WHAT THE TASK REQUIRES
Pick up the plot summary below, about Susan and the Crace family, and continue it from its last sentence.

Susan receives the opening chapters of the novel, Pünd’s Last Case. In the novel, Atticus Pünd has retired as a detective after receiving a terminal diagnosis of a brain tumour. He's brought back into the field at the behest of Margaret Chalfont, a dying former associate who has grown afraid of her husband Elmer. She then leaves for a chateau in France, but by the time Atticus arrives he discovers that Margaret has died. His resulting investigation finds several clues that point towards Elmer being the murderer.

While investigating Eliot's family, Susan learns that Miriam was a manipulative, terrible human being who mistreated everyone around her. The Crace family willingly kept the abuse secret to maintain access to her wealth. Miriam's adopted son Frederick wishes to continue keeping it a secret so they can continue making money off Miriam's work. Betrayal within the family is discovered, as Eliot's wife Gillian has been having an affair with Eliot's brother Roland, resulting in a pregnancy. At a memorial dinner for Miriam, Eliot announces that his grandmother was murdered twenty years prior and that the killer's identity has been hidden in his latest book. Eliot then fires Susan and leaves the party, after which he is killed in a hit-and-run. Susan is framed for the murder by Elaine, the wife of Charles, the editor turned murderer of Alan Conway. The investigating detective, Ian Blakeney, does not believe that Susan is responsible. However, this does not stop Elaine and Charles' efforts.

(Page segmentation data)
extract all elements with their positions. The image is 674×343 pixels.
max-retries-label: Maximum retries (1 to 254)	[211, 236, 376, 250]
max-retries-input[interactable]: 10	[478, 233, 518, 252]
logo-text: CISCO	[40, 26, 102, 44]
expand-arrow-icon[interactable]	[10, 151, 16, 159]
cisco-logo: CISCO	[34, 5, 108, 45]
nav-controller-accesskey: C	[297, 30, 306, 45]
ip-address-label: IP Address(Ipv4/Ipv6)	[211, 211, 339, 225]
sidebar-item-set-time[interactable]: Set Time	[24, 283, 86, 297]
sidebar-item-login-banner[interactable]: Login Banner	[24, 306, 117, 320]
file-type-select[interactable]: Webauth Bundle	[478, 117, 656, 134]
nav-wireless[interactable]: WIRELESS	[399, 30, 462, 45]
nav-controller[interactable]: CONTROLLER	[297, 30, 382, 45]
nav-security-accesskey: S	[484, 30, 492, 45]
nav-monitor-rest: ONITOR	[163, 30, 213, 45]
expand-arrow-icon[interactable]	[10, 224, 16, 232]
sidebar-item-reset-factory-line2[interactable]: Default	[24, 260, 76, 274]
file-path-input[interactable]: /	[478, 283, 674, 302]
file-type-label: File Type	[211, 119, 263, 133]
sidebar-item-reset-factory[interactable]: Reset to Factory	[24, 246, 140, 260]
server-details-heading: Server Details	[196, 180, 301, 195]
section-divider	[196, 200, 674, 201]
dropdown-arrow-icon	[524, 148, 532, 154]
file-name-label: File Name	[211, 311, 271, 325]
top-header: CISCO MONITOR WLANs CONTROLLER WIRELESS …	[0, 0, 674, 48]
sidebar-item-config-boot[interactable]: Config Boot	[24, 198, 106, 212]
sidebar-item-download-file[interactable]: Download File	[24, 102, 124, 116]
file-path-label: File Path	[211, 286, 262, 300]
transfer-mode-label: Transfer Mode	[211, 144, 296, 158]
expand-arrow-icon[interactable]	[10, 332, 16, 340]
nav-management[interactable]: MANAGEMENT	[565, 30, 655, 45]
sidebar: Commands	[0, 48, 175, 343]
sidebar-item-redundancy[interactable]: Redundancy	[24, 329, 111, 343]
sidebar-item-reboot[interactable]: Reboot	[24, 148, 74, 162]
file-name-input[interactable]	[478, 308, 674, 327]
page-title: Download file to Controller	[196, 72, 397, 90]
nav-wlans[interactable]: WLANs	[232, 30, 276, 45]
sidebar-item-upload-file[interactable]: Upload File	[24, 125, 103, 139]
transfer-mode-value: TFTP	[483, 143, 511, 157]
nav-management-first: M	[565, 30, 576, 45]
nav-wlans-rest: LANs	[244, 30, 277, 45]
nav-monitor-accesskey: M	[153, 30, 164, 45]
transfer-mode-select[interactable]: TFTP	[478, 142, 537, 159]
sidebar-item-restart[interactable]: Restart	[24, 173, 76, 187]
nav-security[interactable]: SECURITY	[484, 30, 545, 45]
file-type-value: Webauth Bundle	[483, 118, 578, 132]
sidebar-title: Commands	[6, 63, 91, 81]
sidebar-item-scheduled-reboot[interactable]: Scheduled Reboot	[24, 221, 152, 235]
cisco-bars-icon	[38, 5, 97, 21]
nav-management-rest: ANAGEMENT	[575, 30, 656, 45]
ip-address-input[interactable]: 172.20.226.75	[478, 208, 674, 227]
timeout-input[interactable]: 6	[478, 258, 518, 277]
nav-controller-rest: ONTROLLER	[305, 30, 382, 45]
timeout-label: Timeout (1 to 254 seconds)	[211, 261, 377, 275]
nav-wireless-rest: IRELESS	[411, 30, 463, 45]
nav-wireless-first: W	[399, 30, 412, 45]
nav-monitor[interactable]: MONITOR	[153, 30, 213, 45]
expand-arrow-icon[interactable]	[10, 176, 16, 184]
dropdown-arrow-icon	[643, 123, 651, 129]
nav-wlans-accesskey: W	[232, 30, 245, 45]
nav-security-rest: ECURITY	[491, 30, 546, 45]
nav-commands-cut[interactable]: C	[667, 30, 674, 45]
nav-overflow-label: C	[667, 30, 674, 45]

RESULT
With Ian's help, Susan finds additional chapters and notes that Eliot wrote for Pünd's Last Case. Margaret's stepson, Robert Waysmith, is revealed as the killer. His name is an anagram for "it was my brother". Eliot wrote Robert as a stand-in for Roland, whom he believed murdered Miriam. This is shown to not be the case, as the true killer of Miriam is Frederick, who was born out of an affair with her former chauffeur, Bruno. Frederick murdered Miriam out of revenge, as Miriam had kept his parentage a secret, and he had only learned of his father after the man's death. He killed Eliot out of fear that the book would reveal his crime.

Susan confronts Elaine over her attempts to frame her for Eliot's death. Elaine tries to murder Susan, but is arrested by Ian. Susan launches her own publishing company and purchases the rights for Pünd's Last Case, which is finished by Ian under a pseudonym. Susan also publishes a biography of Miriam that reveals the woman's true, wicked personality. Sales of Miriam's work drop and lucrative adaptation deals are cancelled. The book ends with Susan and Ian becoming a couple.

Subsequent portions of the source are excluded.